[Saved data entries]
+ + + +

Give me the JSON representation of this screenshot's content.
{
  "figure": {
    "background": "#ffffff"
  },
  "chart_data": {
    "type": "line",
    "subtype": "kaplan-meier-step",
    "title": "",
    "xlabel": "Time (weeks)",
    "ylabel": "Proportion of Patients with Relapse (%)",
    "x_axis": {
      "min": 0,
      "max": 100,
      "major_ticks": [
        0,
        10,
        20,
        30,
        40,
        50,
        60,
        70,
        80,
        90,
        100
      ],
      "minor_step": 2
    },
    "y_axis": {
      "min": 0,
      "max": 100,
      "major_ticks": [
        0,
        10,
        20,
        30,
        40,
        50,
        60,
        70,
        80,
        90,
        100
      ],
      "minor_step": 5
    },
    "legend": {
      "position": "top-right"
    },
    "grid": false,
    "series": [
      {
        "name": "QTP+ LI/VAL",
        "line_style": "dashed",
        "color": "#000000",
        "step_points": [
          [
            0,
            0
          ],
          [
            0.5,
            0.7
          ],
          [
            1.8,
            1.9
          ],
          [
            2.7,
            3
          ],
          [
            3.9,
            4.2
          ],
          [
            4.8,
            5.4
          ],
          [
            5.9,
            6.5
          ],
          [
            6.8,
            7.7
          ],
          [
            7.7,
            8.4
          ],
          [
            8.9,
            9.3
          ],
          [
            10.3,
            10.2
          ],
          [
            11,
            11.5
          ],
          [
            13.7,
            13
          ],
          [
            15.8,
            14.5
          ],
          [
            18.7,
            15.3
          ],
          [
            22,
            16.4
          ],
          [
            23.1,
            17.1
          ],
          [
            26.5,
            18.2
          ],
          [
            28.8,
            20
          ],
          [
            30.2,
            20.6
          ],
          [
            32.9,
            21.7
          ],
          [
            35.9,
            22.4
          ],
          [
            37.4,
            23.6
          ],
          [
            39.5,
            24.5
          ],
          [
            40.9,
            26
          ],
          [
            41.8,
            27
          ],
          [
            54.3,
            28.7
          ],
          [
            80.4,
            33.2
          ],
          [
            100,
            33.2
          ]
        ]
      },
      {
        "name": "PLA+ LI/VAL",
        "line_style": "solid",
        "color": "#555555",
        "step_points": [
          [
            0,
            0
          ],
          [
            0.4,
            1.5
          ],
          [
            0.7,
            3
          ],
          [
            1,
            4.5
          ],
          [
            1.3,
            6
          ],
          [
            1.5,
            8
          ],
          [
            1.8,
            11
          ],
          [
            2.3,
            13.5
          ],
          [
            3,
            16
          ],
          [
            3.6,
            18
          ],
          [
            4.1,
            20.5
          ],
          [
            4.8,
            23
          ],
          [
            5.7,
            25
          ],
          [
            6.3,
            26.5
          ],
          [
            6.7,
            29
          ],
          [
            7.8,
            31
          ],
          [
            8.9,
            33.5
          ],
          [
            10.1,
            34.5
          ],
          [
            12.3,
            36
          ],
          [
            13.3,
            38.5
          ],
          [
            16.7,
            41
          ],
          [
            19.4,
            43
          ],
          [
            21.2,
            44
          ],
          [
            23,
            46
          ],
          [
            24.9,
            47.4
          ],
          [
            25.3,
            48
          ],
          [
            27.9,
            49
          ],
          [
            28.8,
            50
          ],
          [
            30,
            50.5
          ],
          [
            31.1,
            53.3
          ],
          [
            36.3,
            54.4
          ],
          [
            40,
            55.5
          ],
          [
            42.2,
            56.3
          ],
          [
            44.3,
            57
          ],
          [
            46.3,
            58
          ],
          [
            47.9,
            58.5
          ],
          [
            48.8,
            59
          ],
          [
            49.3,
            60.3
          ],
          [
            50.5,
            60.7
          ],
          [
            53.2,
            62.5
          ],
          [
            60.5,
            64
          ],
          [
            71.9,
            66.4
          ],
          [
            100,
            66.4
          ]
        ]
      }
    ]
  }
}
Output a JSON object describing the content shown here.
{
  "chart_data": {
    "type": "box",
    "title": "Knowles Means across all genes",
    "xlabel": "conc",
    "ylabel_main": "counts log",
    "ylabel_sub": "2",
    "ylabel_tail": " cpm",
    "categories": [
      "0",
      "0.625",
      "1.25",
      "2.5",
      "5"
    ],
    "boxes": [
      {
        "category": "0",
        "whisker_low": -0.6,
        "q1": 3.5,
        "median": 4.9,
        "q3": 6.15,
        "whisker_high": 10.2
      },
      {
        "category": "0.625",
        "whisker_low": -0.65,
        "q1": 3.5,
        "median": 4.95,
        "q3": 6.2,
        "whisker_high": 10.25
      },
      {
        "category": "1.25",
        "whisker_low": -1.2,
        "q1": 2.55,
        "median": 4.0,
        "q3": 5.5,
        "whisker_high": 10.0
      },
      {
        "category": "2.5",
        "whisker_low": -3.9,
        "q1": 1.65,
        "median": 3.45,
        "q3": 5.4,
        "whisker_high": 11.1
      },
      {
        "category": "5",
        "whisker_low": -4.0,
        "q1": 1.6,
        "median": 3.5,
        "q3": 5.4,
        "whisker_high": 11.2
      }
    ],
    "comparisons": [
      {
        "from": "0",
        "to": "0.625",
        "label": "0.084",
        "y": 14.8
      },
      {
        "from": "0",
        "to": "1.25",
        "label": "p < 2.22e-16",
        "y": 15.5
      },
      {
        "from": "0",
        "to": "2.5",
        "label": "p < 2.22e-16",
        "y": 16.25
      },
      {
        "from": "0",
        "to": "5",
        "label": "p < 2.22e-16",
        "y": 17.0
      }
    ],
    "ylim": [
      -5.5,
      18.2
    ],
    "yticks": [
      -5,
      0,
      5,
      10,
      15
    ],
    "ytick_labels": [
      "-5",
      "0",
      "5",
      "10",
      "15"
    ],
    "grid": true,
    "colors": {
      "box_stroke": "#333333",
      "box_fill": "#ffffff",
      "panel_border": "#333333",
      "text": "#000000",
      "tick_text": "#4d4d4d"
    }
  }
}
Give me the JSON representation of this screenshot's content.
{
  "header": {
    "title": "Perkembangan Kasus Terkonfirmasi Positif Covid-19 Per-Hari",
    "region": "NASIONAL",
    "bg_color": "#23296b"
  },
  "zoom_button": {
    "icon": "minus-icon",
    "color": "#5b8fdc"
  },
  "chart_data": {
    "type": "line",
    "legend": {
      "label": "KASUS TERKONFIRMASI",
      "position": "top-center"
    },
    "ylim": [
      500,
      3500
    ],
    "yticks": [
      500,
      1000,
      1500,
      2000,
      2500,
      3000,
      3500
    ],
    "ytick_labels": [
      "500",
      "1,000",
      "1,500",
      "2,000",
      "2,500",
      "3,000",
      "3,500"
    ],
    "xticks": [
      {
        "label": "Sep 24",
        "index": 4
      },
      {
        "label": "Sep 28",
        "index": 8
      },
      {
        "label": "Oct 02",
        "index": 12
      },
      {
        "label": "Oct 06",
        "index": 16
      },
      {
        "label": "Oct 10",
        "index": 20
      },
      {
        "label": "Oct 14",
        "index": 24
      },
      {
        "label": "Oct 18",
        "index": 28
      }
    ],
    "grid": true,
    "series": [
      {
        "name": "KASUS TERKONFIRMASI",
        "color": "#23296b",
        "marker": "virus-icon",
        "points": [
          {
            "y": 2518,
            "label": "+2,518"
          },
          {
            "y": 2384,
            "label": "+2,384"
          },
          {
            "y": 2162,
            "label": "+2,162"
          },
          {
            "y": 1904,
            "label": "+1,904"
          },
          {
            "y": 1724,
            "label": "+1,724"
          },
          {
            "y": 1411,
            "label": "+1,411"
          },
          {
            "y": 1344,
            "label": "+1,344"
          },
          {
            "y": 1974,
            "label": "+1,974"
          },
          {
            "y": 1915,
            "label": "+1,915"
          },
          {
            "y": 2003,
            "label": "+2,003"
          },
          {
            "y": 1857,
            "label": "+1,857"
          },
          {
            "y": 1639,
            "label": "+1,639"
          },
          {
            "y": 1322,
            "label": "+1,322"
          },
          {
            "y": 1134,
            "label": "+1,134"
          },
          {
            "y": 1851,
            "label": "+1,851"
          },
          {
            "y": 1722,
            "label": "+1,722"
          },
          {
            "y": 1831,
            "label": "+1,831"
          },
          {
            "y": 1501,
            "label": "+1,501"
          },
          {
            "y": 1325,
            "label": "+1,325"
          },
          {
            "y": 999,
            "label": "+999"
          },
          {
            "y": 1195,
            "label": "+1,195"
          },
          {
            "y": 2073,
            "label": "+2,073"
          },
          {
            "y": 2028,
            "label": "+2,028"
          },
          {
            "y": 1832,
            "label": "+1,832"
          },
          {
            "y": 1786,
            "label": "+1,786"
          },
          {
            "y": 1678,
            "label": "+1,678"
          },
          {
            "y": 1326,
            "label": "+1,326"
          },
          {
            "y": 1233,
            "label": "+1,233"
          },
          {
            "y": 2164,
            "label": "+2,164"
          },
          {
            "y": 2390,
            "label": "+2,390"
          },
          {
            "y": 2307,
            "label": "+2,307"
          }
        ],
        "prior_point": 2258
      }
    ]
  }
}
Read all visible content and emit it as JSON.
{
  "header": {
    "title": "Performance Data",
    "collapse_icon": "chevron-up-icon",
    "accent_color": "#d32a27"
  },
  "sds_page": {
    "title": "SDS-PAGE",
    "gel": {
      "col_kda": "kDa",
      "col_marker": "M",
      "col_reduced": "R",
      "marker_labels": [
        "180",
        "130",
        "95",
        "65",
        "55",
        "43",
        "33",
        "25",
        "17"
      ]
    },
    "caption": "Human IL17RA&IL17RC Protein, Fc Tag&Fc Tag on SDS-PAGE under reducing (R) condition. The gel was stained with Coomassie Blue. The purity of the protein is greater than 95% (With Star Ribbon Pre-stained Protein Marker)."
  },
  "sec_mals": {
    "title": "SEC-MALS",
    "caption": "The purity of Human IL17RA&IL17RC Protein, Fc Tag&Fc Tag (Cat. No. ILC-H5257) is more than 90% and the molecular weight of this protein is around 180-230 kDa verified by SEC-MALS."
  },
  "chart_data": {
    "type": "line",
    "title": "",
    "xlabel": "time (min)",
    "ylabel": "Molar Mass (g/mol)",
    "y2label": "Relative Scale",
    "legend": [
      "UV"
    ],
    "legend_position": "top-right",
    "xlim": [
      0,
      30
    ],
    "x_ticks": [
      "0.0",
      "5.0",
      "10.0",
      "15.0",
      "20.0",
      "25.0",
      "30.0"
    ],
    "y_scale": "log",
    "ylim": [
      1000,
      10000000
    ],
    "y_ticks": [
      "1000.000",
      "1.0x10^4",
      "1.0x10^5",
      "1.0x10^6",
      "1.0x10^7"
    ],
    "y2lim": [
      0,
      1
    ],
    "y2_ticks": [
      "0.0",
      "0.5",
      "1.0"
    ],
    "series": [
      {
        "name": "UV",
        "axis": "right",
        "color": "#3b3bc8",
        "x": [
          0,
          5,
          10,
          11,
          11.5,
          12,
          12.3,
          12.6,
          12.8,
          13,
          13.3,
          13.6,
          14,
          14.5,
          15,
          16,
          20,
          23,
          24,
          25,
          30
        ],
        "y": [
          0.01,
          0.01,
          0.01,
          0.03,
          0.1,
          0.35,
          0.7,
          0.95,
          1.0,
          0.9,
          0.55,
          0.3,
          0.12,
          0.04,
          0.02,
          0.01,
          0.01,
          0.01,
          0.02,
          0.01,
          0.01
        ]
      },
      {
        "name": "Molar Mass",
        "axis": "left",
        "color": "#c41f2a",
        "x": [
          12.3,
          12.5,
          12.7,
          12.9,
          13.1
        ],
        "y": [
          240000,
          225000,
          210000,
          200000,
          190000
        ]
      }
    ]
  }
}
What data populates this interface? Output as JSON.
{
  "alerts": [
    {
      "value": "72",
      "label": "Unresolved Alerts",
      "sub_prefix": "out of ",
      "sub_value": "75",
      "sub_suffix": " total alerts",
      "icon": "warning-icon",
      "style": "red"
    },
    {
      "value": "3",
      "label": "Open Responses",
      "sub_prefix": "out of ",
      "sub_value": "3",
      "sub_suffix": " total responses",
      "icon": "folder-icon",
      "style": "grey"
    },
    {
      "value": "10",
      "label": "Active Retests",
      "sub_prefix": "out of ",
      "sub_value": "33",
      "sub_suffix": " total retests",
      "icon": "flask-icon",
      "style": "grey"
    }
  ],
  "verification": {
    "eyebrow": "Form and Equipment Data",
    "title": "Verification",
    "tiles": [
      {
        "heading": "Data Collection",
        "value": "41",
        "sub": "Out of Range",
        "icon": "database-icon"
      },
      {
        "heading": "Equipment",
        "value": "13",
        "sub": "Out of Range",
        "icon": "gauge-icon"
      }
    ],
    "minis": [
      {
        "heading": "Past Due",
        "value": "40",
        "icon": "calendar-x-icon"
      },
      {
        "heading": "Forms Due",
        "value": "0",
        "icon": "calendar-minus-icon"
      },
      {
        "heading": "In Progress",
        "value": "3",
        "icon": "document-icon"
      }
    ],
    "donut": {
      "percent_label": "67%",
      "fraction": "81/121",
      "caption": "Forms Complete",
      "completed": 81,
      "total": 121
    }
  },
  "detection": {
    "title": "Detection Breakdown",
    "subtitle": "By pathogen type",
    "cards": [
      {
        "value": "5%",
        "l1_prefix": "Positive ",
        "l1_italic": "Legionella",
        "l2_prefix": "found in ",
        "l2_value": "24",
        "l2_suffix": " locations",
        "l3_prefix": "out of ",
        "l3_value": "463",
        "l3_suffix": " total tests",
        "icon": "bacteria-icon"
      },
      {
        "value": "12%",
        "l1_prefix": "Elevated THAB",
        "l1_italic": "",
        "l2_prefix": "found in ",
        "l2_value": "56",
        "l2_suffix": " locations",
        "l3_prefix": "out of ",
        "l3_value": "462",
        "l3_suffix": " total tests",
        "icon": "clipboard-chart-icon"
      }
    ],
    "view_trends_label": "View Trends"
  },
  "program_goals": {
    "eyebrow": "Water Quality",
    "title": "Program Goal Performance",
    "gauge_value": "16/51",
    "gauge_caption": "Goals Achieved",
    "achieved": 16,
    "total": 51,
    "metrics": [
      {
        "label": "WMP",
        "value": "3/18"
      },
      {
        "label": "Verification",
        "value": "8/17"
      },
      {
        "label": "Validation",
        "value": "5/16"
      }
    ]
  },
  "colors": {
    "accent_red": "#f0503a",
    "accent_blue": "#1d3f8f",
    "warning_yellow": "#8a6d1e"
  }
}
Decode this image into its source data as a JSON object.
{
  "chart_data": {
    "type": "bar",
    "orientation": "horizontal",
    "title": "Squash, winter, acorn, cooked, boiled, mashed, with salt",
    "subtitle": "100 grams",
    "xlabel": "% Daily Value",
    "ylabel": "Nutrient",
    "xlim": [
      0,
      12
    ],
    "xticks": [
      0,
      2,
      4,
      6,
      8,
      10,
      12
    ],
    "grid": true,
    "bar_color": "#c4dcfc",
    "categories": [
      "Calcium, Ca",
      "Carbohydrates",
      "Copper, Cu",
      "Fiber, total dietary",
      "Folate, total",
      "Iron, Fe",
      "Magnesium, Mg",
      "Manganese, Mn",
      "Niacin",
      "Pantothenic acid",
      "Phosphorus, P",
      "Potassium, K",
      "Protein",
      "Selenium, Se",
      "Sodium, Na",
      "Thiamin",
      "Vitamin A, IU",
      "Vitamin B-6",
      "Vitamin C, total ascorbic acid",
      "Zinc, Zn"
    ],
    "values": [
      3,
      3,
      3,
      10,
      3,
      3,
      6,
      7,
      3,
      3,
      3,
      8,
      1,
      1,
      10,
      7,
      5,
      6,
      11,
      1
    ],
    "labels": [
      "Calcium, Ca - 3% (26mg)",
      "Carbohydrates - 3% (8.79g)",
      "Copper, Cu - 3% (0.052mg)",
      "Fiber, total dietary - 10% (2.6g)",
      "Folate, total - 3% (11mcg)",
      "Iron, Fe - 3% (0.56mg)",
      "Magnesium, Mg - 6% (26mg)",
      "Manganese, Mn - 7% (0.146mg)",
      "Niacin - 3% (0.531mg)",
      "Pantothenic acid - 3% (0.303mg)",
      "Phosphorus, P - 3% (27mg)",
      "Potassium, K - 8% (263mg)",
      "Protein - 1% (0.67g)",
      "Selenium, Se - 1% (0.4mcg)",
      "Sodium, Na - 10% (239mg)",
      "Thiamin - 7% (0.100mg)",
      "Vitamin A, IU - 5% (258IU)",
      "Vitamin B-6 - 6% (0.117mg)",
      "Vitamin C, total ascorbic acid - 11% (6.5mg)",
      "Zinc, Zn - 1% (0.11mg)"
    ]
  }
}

+ + + +

• Prompt
Show every line from the entries above in which "minus" appears.

• Expected answer
    "icon": "minus-icon",
        "icon": "calendar-minus-icon"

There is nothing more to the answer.